── DATA EXTRACT ──
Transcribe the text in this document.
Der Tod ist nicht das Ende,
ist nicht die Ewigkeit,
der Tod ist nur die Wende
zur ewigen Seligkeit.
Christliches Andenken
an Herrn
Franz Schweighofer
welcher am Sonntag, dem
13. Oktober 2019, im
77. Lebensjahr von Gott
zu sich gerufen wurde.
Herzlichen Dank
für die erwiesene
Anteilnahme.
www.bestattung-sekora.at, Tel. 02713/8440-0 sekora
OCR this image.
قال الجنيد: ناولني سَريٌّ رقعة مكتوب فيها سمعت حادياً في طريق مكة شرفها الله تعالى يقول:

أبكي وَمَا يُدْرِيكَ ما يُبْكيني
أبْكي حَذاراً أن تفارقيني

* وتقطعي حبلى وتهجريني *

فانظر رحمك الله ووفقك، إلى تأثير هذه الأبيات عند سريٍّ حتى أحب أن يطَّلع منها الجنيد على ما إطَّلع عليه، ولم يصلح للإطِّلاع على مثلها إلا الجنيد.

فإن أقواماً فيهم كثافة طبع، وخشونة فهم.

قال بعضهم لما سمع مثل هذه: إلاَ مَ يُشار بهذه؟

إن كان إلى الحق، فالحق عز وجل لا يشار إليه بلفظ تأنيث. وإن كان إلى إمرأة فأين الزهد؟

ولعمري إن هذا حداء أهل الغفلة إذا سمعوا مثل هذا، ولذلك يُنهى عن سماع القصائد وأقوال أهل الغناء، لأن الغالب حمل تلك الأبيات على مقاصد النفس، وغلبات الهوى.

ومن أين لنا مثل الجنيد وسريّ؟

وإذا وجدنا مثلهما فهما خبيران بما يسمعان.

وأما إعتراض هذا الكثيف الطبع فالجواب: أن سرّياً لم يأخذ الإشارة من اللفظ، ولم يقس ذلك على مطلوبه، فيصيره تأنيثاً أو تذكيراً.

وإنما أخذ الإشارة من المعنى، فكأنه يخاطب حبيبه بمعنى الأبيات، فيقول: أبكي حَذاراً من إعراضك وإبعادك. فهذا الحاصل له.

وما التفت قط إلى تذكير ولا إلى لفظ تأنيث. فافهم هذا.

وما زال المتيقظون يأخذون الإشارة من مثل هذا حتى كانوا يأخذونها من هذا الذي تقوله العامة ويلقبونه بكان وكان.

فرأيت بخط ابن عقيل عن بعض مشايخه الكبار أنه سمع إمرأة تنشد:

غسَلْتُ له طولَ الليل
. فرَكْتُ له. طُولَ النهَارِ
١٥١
───
→ **PROBLEM STATEMENT**: Recopy the entries above exactly, with every line included.

→ **EXPECTED ANSWER**:
Transcribe the text in this document.
Der Tod ist nicht das Ende,
ist nicht die Ewigkeit,
der Tod ist nur die Wende
zur ewigen Seligkeit.
Christliches Andenken
an Herrn
Franz Schweighofer
welcher am Sonntag, dem
13. Oktober 2019, im
77. Lebensjahr von Gott
zu sich gerufen wurde.
Herzlichen Dank
für die erwiesene
Anteilnahme.
www.bestattung-sekora.at, Tel. 02713/8440-0 sekora
OCR this image.
قال الجنيد: ناولني سَريٌّ رقعة مكتوب فيها سمعت حادياً في طريق مكة شرفها الله تعالى يقول:

أبكي وَمَا يُدْرِيكَ ما يُبْكيني
أبْكي حَذاراً أن تفارقيني

* وتقطعي حبلى وتهجريني *

فانظر رحمك الله ووفقك، إلى تأثير هذه الأبيات عند سريٍّ حتى أحب أن يطَّلع منها الجنيد على ما إطَّلع عليه، ولم يصلح للإطِّلاع على مثلها إلا الجنيد.

فإن أقواماً فيهم كثافة طبع، وخشونة فهم.

قال بعضهم لما سمع مثل هذه: إلاَ مَ يُشار بهذه؟

إن كان إلى الحق، فالحق عز وجل لا يشار إليه بلفظ تأنيث. وإن كان إلى إمرأة فأين الزهد؟

ولعمري إن هذا حداء أهل الغفلة إذا سمعوا مثل هذا، ولذلك يُنهى عن سماع القصائد وأقوال أهل الغناء، لأن الغالب حمل تلك الأبيات على مقاصد النفس، وغلبات الهوى.

ومن أين لنا مثل الجنيد وسريّ؟

وإذا وجدنا مثلهما فهما خبيران بما يسمعان.

وأما إعتراض هذا الكثيف الطبع فالجواب: أن سرّياً لم يأخذ الإشارة من اللفظ، ولم يقس ذلك على مطلوبه، فيصيره تأنيثاً أو تذكيراً.

وإنما أخذ الإشارة من المعنى، فكأنه يخاطب حبيبه بمعنى الأبيات، فيقول: أبكي حَذاراً من إعراضك وإبعادك. فهذا الحاصل له.

وما التفت قط إلى تذكير ولا إلى لفظ تأنيث. فافهم هذا.

وما زال المتيقظون يأخذون الإشارة من مثل هذا حتى كانوا يأخذونها من هذا الذي تقوله العامة ويلقبونه بكان وكان.

فرأيت بخط ابن عقيل عن بعض مشايخه الكبار أنه سمع إمرأة تنشد:

غسَلْتُ له طولَ الليل
. فرَكْتُ له. طُولَ النهَارِ
١٥١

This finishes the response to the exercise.